> **YOUR INSTRUCTIONS**
For the data below, report the number of lines that contain the string "Export" and nothing else.

* BEGIN DATA ENTRIES *

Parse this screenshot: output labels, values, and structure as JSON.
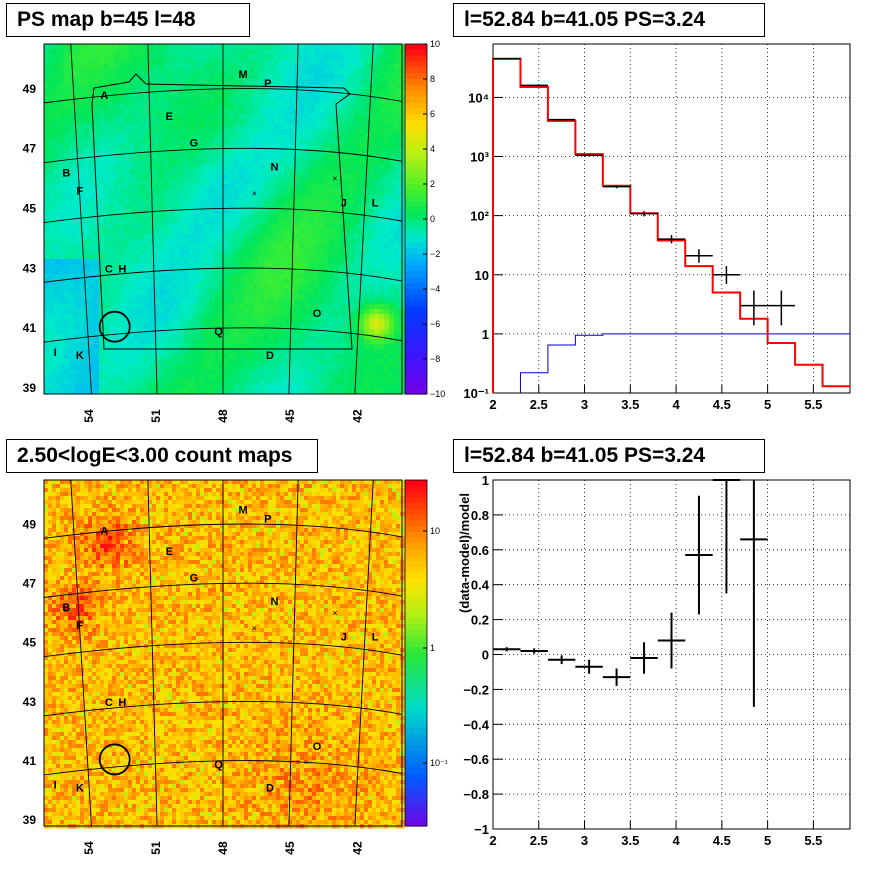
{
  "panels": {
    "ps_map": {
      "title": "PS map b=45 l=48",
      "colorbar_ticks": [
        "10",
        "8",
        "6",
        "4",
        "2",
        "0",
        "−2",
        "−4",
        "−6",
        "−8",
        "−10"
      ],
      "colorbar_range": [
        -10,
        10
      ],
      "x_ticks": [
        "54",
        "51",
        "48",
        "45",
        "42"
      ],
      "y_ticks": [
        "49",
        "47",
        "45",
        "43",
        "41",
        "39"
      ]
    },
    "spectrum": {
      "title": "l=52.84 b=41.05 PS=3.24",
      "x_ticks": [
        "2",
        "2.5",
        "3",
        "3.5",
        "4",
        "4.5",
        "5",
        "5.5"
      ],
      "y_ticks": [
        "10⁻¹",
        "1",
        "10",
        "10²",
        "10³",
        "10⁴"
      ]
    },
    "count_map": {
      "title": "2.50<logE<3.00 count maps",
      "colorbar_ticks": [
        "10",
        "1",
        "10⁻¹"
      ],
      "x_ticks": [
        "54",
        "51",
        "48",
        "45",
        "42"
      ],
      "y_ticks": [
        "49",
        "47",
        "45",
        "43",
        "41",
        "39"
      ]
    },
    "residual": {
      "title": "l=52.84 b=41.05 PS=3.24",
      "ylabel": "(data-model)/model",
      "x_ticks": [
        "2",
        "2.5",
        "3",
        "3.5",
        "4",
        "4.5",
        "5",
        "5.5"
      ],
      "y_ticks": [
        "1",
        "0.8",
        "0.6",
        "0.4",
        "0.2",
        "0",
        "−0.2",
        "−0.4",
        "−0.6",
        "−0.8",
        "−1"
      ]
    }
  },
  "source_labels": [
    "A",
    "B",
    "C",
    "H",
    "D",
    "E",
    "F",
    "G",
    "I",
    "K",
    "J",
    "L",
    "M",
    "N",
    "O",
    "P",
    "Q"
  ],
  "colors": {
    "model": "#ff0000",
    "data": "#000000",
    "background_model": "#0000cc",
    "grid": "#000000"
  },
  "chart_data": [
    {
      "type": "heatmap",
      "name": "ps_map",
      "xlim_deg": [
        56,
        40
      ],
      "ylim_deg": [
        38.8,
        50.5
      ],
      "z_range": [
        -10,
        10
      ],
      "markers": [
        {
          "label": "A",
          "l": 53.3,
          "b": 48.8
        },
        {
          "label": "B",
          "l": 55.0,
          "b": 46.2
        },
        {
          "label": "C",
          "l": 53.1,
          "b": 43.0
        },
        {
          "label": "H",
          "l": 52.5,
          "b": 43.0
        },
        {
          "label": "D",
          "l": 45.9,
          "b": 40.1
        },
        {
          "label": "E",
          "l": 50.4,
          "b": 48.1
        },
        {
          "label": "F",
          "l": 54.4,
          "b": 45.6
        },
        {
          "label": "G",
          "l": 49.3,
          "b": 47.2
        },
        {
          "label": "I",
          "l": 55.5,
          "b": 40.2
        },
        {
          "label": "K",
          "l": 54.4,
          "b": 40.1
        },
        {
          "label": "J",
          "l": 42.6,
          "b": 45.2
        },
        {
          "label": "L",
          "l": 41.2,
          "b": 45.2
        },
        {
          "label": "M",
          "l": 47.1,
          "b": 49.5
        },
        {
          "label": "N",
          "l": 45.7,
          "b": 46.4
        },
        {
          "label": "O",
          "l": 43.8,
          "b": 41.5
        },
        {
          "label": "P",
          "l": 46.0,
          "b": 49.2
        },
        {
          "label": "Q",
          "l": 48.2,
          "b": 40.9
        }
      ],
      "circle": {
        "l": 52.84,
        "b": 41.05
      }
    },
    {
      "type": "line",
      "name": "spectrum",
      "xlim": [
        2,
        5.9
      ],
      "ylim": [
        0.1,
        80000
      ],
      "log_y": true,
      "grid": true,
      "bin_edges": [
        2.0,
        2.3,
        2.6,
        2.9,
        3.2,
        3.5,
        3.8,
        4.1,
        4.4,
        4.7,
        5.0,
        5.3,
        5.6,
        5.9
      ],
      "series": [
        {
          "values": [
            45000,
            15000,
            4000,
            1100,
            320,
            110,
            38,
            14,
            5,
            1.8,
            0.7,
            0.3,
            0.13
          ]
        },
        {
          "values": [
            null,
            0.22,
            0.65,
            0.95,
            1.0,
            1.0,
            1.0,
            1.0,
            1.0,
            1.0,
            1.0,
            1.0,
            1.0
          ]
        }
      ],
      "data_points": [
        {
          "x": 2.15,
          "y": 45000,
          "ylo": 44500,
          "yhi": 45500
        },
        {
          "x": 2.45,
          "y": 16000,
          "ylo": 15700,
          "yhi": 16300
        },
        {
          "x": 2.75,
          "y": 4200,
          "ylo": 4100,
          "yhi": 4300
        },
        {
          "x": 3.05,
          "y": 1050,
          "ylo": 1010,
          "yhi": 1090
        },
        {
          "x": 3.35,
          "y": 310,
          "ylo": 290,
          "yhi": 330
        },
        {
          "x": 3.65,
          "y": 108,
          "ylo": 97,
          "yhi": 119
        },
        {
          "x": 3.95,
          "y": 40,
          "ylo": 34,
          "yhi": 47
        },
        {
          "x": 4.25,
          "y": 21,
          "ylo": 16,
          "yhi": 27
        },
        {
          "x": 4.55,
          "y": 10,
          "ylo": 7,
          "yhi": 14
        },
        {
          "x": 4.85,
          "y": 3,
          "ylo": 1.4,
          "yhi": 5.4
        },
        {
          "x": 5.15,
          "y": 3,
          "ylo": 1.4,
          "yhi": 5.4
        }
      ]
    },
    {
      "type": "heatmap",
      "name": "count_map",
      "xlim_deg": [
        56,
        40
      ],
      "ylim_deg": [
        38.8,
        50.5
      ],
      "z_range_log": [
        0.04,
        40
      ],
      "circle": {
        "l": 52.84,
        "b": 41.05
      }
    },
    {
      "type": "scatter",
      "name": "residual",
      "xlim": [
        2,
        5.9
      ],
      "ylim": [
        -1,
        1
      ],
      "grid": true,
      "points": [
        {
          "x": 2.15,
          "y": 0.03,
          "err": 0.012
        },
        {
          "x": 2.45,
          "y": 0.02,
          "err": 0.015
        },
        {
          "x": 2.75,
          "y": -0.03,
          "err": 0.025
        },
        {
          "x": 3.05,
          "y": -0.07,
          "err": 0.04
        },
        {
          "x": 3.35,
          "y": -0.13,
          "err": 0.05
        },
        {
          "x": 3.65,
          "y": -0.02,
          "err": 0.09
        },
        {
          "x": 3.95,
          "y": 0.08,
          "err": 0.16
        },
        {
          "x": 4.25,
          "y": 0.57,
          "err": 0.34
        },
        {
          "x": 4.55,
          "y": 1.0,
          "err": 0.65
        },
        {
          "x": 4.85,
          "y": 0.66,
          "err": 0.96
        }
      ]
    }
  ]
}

* END DATA ENTRIES *
* BEGIN DATA ENTRIES *

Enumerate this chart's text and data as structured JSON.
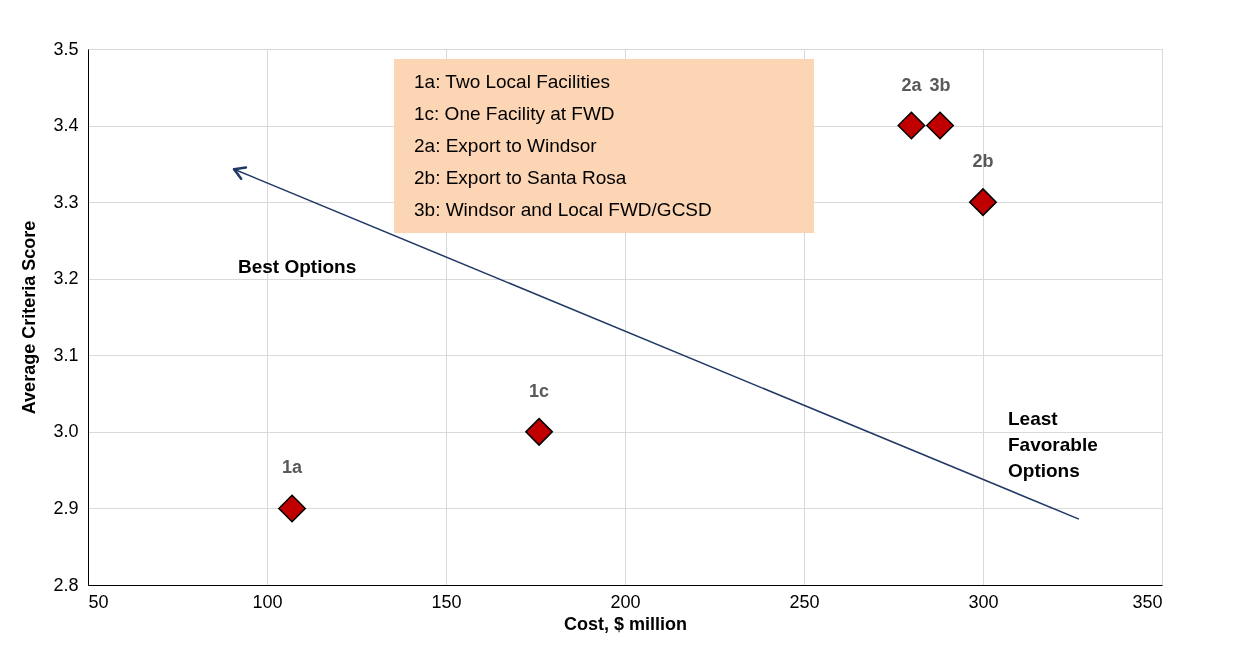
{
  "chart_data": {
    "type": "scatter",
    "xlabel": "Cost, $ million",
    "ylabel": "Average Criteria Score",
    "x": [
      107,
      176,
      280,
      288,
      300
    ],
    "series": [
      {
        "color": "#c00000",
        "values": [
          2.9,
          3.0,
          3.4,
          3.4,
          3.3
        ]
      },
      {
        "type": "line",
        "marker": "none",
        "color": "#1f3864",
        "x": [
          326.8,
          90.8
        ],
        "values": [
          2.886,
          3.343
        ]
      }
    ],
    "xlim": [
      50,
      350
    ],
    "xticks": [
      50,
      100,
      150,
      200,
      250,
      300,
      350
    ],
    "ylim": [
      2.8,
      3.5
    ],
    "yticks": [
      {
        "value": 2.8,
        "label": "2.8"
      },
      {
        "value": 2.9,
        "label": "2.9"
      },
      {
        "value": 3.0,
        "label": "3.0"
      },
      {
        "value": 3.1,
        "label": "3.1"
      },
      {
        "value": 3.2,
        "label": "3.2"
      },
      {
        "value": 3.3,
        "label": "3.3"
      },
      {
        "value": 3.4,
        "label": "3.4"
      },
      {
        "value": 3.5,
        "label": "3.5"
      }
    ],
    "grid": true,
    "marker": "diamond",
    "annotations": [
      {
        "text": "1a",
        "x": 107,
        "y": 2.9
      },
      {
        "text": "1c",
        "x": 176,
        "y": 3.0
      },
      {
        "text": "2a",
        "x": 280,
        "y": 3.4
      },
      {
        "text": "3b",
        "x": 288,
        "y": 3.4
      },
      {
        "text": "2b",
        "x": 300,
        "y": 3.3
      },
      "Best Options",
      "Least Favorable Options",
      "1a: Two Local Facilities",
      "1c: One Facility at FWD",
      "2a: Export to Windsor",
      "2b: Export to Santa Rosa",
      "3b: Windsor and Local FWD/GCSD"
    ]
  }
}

* END DATA ENTRIES *

> **RESULT OF THE TASK**
2